* CHALLENGE: Isolate every line in the data with the string "máquinas" and copy it.

* GIVEN RECORDS:
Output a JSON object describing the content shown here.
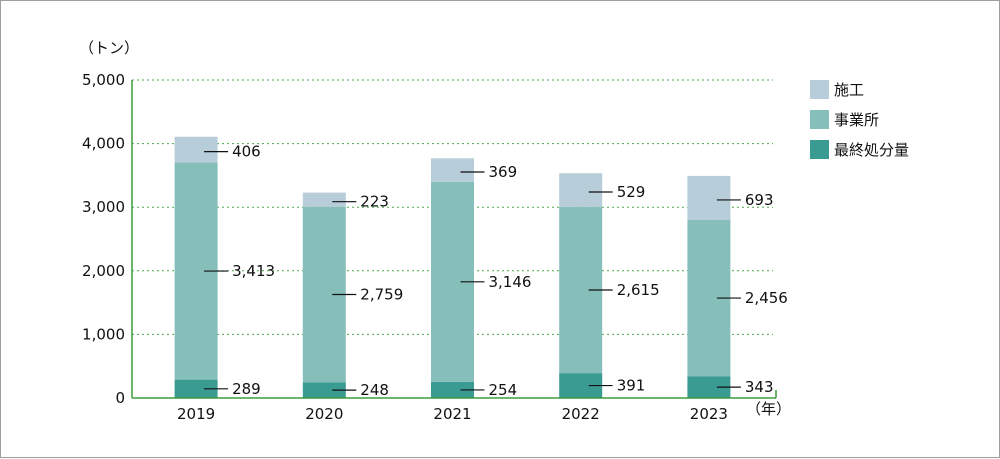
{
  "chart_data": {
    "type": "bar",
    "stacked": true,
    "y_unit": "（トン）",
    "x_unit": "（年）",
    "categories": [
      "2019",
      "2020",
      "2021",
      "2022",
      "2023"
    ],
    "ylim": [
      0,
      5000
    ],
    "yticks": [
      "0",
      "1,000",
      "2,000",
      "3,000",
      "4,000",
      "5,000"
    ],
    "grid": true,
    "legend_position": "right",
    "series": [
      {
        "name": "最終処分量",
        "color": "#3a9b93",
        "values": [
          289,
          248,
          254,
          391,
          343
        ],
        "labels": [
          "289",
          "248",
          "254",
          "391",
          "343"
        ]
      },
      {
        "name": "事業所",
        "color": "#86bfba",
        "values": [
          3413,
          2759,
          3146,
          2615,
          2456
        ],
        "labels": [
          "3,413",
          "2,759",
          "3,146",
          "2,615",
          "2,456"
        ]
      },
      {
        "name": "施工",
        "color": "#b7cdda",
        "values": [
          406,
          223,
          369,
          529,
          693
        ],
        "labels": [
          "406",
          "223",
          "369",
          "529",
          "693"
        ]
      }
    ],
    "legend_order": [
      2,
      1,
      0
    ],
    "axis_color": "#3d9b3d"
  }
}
---
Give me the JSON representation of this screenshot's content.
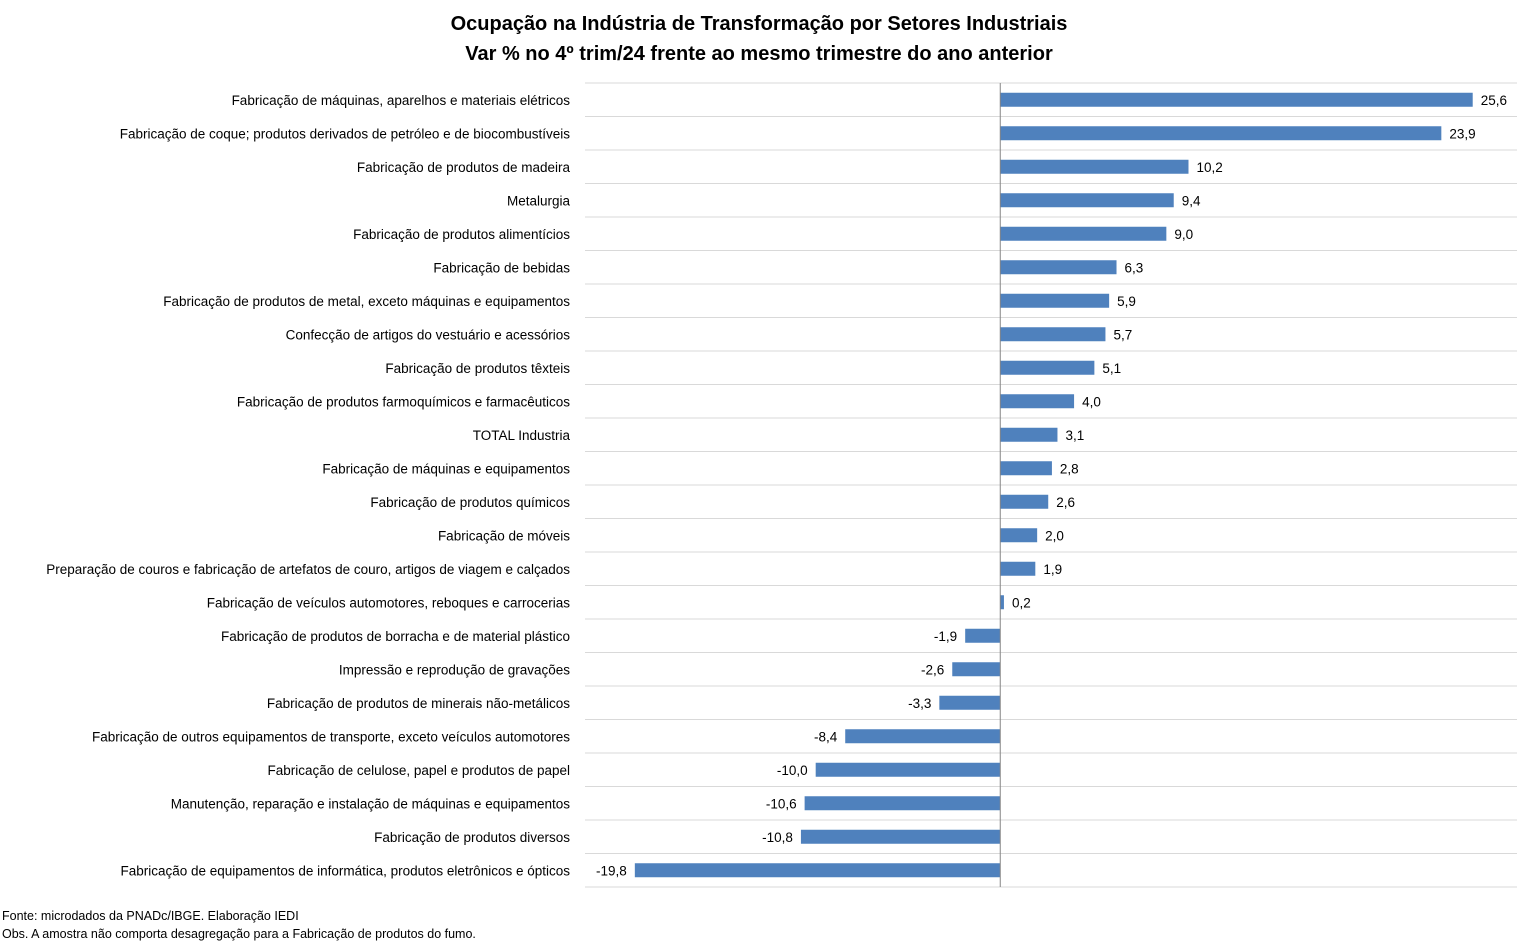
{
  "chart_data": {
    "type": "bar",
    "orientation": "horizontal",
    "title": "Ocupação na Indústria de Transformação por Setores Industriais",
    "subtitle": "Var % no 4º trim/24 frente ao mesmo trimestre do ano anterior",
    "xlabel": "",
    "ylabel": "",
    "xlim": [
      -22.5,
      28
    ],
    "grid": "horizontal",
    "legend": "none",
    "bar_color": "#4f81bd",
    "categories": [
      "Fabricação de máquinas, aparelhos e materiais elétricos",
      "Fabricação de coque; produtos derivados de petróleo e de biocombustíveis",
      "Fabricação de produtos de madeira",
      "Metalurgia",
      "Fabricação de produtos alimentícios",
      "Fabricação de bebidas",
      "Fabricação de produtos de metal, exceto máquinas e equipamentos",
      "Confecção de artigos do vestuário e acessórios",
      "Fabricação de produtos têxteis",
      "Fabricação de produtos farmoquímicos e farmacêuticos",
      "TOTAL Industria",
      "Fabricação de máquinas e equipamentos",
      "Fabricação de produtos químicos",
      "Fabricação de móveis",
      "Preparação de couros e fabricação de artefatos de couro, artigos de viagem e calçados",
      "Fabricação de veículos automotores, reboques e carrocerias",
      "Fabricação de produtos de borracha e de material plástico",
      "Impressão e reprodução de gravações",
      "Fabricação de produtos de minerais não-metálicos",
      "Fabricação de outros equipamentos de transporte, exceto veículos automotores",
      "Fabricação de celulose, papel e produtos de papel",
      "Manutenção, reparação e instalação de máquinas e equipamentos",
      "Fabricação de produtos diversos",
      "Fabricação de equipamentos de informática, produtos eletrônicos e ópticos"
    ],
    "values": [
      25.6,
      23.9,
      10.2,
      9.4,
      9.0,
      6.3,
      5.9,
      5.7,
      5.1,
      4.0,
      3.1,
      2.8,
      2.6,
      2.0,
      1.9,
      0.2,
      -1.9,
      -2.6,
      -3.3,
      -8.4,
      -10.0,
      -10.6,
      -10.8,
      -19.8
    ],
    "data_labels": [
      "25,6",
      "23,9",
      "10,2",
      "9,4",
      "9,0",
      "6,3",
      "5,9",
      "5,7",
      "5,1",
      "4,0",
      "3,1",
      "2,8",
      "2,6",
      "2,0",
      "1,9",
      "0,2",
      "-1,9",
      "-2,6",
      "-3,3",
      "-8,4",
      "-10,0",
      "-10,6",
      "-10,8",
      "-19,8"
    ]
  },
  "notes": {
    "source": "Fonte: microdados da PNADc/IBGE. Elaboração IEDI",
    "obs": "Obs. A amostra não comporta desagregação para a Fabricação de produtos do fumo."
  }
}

* FINISHED TASK:
      "Fabricação de máquinas, aparelhos e materiais elétricos",
      "Fabricação de produtos de metal, exceto máquinas e equipamentos",
      "Fabricação de máquinas e equipamentos",
      "Manutenção, reparação e instalação de máquinas e equipamentos",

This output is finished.